- DIRECTIONS FOR THIS TASK
Lines containing the string "gdam" are to be counted; report the total by itself.

- MATERIAL FOR THE TASK
---------------

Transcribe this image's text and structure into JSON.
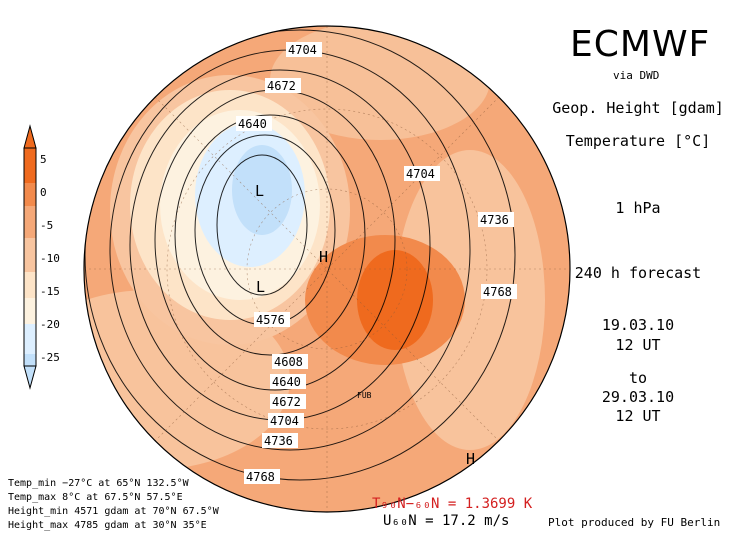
{
  "header": {
    "title": "ECMWF",
    "source": "via DWD",
    "variable_1": "Geop. Height [gdam]",
    "variable_2": "Temperature [°C]",
    "level": "1 hPa",
    "forecast": "240 h forecast",
    "init_date": "19.03.10",
    "init_time": "12 UT",
    "to_label": "to",
    "valid_date": "29.03.10",
    "valid_time": "12 UT"
  },
  "colorbar": {
    "ticks": [
      "5",
      "0",
      "-5",
      "-10",
      "-15",
      "-20",
      "-25"
    ],
    "colors": [
      "#ef6a1e",
      "#f28a4c",
      "#f5a878",
      "#f8c5a0",
      "#fde4c8",
      "#fdf2e0",
      "#ddefff",
      "#c2e0fa"
    ]
  },
  "map": {
    "contour_labels": [
      "4704",
      "4672",
      "4640",
      "4704",
      "4736",
      "4768",
      "4576",
      "4608",
      "4640",
      "4672",
      "4704",
      "4736",
      "4768"
    ],
    "pressure_markers": [
      "L",
      "L",
      "H",
      "H"
    ],
    "small_label": "FUB"
  },
  "stats": {
    "temp_min": "Temp_min −27°C at 65°N 132.5°W",
    "temp_max": "Temp_max 8°C at 67.5°N 57.5°E",
    "height_min": "Height_min 4571 gdam at 70°N 67.5°W",
    "height_max": "Height_max 4785 gdam at 30°N 35°E"
  },
  "footer": {
    "t_grad": "T₉₀N−₆₀N = 1.3699 K",
    "u_grad": "U₆₀N = 17.2 m/s",
    "credit": "Plot produced by FU Berlin"
  }
}
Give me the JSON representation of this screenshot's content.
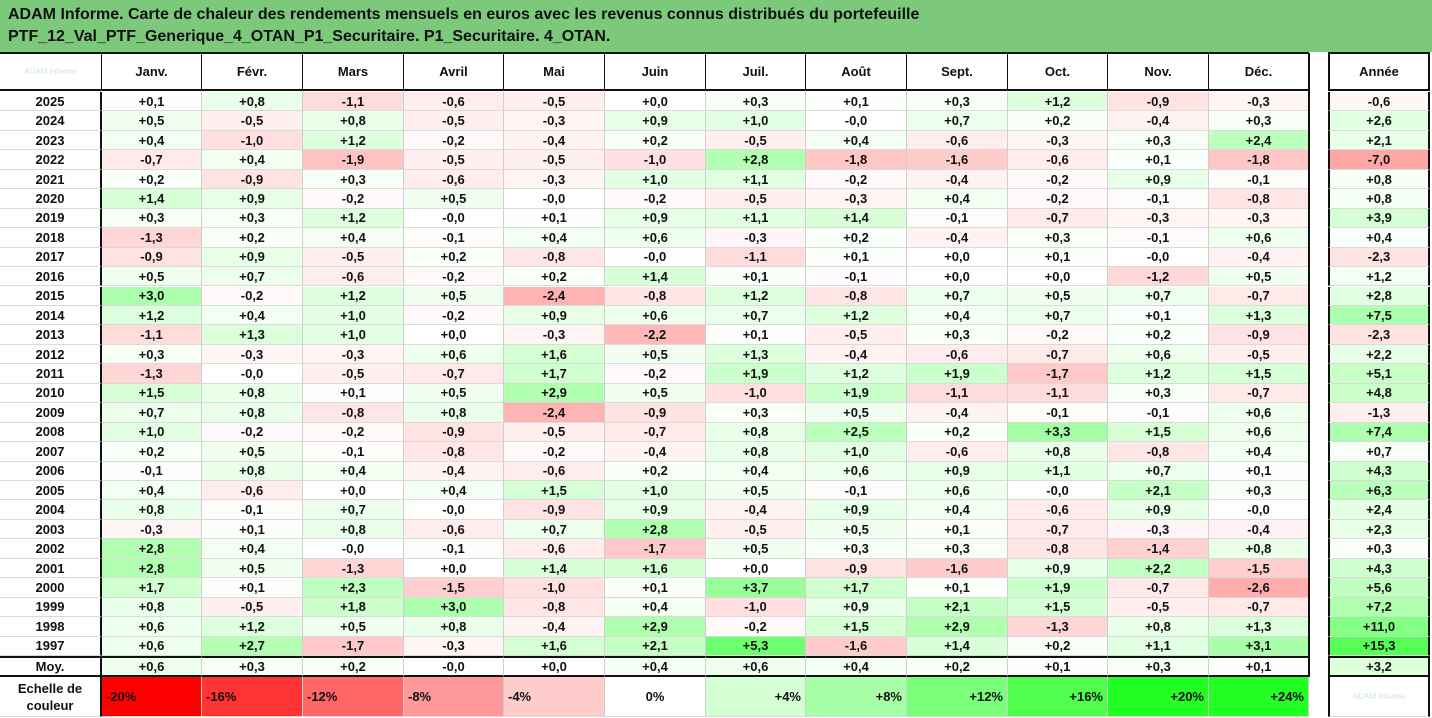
{
  "title_line1": "ADAM Informe. Carte de chaleur des rendements mensuels en euros avec les revenus connus distribués du portefeuille",
  "title_line2": "PTF_12_Val_PTF_Generique_4_OTAN_P1_Securitaire. P1_Securitaire. 4_OTAN.",
  "watermark_left": "ADAM Informe",
  "watermark_right": "ADAM Informe",
  "colors": {
    "title_band": "#7cc97c",
    "negative": "#ff0000",
    "positive": "#22ff22",
    "neutral": "#ffffff"
  },
  "chart_data": {
    "type": "heatmap",
    "months": [
      "Janv.",
      "Févr.",
      "Mars",
      "Avril",
      "Mai",
      "Juin",
      "Juil.",
      "Août",
      "Sept.",
      "Oct.",
      "Nov.",
      "Déc."
    ],
    "year_header": "Année",
    "years": [
      "2025",
      "2024",
      "2023",
      "2022",
      "2021",
      "2020",
      "2019",
      "2018",
      "2017",
      "2016",
      "2015",
      "2014",
      "2013",
      "2012",
      "2011",
      "2010",
      "2009",
      "2008",
      "2007",
      "2006",
      "2005",
      "2004",
      "2003",
      "2002",
      "2001",
      "2000",
      "1999",
      "1998",
      "1997"
    ],
    "values": [
      [
        "+0,1",
        "+0,8",
        "-1,1",
        "-0,6",
        "-0,5",
        "+0,0",
        "+0,3",
        "+0,1",
        "+0,3",
        "+1,2",
        "-0,9",
        "-0,3"
      ],
      [
        "+0,5",
        "-0,5",
        "+0,8",
        "-0,5",
        "-0,3",
        "+0,9",
        "+1,0",
        "-0,0",
        "+0,7",
        "+0,2",
        "-0,4",
        "+0,3"
      ],
      [
        "+0,4",
        "-1,0",
        "+1,2",
        "-0,2",
        "-0,4",
        "+0,2",
        "-0,5",
        "+0,4",
        "-0,6",
        "-0,3",
        "+0,3",
        "+2,4"
      ],
      [
        "-0,7",
        "+0,4",
        "-1,9",
        "-0,5",
        "-0,5",
        "-1,0",
        "+2,8",
        "-1,8",
        "-1,6",
        "-0,6",
        "+0,1",
        "-1,8"
      ],
      [
        "+0,2",
        "-0,9",
        "+0,3",
        "-0,6",
        "-0,3",
        "+1,0",
        "+1,1",
        "-0,2",
        "-0,4",
        "-0,2",
        "+0,9",
        "-0,1"
      ],
      [
        "+1,4",
        "+0,9",
        "-0,2",
        "+0,5",
        "-0,0",
        "-0,2",
        "-0,5",
        "-0,3",
        "+0,4",
        "-0,2",
        "-0,1",
        "-0,8"
      ],
      [
        "+0,3",
        "+0,3",
        "+1,2",
        "-0,0",
        "+0,1",
        "+0,9",
        "+1,1",
        "+1,4",
        "-0,1",
        "-0,7",
        "-0,3",
        "-0,3"
      ],
      [
        "-1,3",
        "+0,2",
        "+0,4",
        "-0,1",
        "+0,4",
        "+0,6",
        "-0,3",
        "+0,2",
        "-0,4",
        "+0,3",
        "-0,1",
        "+0,6"
      ],
      [
        "-0,9",
        "+0,9",
        "-0,5",
        "+0,2",
        "-0,8",
        "-0,0",
        "-1,1",
        "+0,1",
        "+0,0",
        "+0,1",
        "-0,0",
        "-0,4"
      ],
      [
        "+0,5",
        "+0,7",
        "-0,6",
        "-0,2",
        "+0,2",
        "+1,4",
        "+0,1",
        "-0,1",
        "+0,0",
        "+0,0",
        "-1,2",
        "+0,5"
      ],
      [
        "+3,0",
        "-0,2",
        "+1,2",
        "+0,5",
        "-2,4",
        "-0,8",
        "+1,2",
        "-0,8",
        "+0,7",
        "+0,5",
        "+0,7",
        "-0,7"
      ],
      [
        "+1,2",
        "+0,4",
        "+1,0",
        "-0,2",
        "+0,9",
        "+0,6",
        "+0,7",
        "+1,2",
        "+0,4",
        "+0,7",
        "+0,1",
        "+1,3"
      ],
      [
        "-1,1",
        "+1,3",
        "+1,0",
        "+0,0",
        "-0,3",
        "-2,2",
        "+0,1",
        "-0,5",
        "+0,3",
        "-0,2",
        "+0,2",
        "-0,9"
      ],
      [
        "+0,3",
        "-0,3",
        "-0,3",
        "+0,6",
        "+1,6",
        "+0,5",
        "+1,3",
        "-0,4",
        "-0,6",
        "-0,7",
        "+0,6",
        "-0,5"
      ],
      [
        "-1,3",
        "-0,0",
        "-0,5",
        "-0,7",
        "+1,7",
        "-0,2",
        "+1,9",
        "+1,2",
        "+1,9",
        "-1,7",
        "+1,2",
        "+1,5"
      ],
      [
        "+1,5",
        "+0,8",
        "+0,1",
        "+0,5",
        "+2,9",
        "+0,5",
        "-1,0",
        "+1,9",
        "-1,1",
        "-1,1",
        "+0,3",
        "-0,7"
      ],
      [
        "+0,7",
        "+0,8",
        "-0,8",
        "+0,8",
        "-2,4",
        "-0,9",
        "+0,3",
        "+0,5",
        "-0,4",
        "-0,1",
        "-0,1",
        "+0,6"
      ],
      [
        "+1,0",
        "-0,2",
        "-0,2",
        "-0,9",
        "-0,5",
        "-0,7",
        "+0,8",
        "+2,5",
        "+0,2",
        "+3,3",
        "+1,5",
        "+0,6"
      ],
      [
        "+0,2",
        "+0,5",
        "-0,1",
        "-0,8",
        "-0,2",
        "-0,4",
        "+0,8",
        "+1,0",
        "-0,6",
        "+0,8",
        "-0,8",
        "+0,4"
      ],
      [
        "-0,1",
        "+0,8",
        "+0,4",
        "-0,4",
        "-0,6",
        "+0,2",
        "+0,4",
        "+0,6",
        "+0,9",
        "+1,1",
        "+0,7",
        "+0,1"
      ],
      [
        "+0,4",
        "-0,6",
        "+0,0",
        "+0,4",
        "+1,5",
        "+1,0",
        "+0,5",
        "-0,1",
        "+0,6",
        "-0,0",
        "+2,1",
        "+0,3"
      ],
      [
        "+0,8",
        "-0,1",
        "+0,7",
        "-0,0",
        "-0,9",
        "+0,9",
        "-0,4",
        "+0,9",
        "+0,4",
        "-0,6",
        "+0,9",
        "-0,0"
      ],
      [
        "-0,3",
        "+0,1",
        "+0,8",
        "-0,6",
        "+0,7",
        "+2,8",
        "-0,5",
        "+0,5",
        "+0,1",
        "-0,7",
        "-0,3",
        "-0,4"
      ],
      [
        "+2,8",
        "+0,4",
        "-0,0",
        "-0,1",
        "-0,6",
        "-1,7",
        "+0,5",
        "+0,3",
        "+0,3",
        "-0,8",
        "-1,4",
        "+0,8"
      ],
      [
        "+2,8",
        "+0,5",
        "-1,3",
        "+0,0",
        "+1,4",
        "+1,6",
        "+0,0",
        "-0,9",
        "-1,6",
        "+0,9",
        "+2,2",
        "-1,5"
      ],
      [
        "+1,7",
        "+0,1",
        "+2,3",
        "-1,5",
        "-1,0",
        "+0,1",
        "+3,7",
        "+1,7",
        "+0,1",
        "+1,9",
        "-0,7",
        "-2,6"
      ],
      [
        "+0,8",
        "-0,5",
        "+1,8",
        "+3,0",
        "-0,8",
        "+0,4",
        "-1,0",
        "+0,9",
        "+2,1",
        "+1,5",
        "-0,5",
        "-0,7"
      ],
      [
        "+0,6",
        "+1,2",
        "+0,5",
        "+0,8",
        "-0,4",
        "+2,9",
        "-0,2",
        "+1,5",
        "+2,9",
        "-1,3",
        "+0,8",
        "+1,3"
      ],
      [
        "+0,6",
        "+2,7",
        "-1,7",
        "-0,3",
        "+1,6",
        "+2,1",
        "+5,3",
        "-1,6",
        "+1,4",
        "+0,2",
        "+1,1",
        "+3,1"
      ]
    ],
    "annual": [
      "-0,6",
      "+2,6",
      "+2,1",
      "-7,0",
      "+0,8",
      "+0,8",
      "+3,9",
      "+0,4",
      "-2,3",
      "+1,2",
      "+2,8",
      "+7,5",
      "-2,3",
      "+2,2",
      "+5,1",
      "+4,8",
      "-1,3",
      "+7,4",
      "+0,7",
      "+4,3",
      "+6,3",
      "+2,4",
      "+2,3",
      "+0,3",
      "+4,3",
      "+5,6",
      "+7,2",
      "+11,0",
      "+15,3"
    ],
    "avg_label": "Moy.",
    "averages": [
      "+0,6",
      "+0,3",
      "+0,2",
      "-0,0",
      "+0,0",
      "+0,4",
      "+0,6",
      "+0,4",
      "+0,2",
      "+0,1",
      "+0,3",
      "+0,1"
    ],
    "avg_annual": "+3,2",
    "scale_label_1": "Echelle de",
    "scale_label_2": "couleur",
    "scale": [
      "-20%",
      "-16%",
      "-12%",
      "-8%",
      "-4%",
      "0%",
      "+4%",
      "+8%",
      "+12%",
      "+16%",
      "+20%",
      "+24%"
    ],
    "scale_values": [
      -20,
      -16,
      -12,
      -8,
      -4,
      0,
      4,
      8,
      12,
      16,
      20,
      24
    ]
  }
}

---------------

- THE ANSWER
3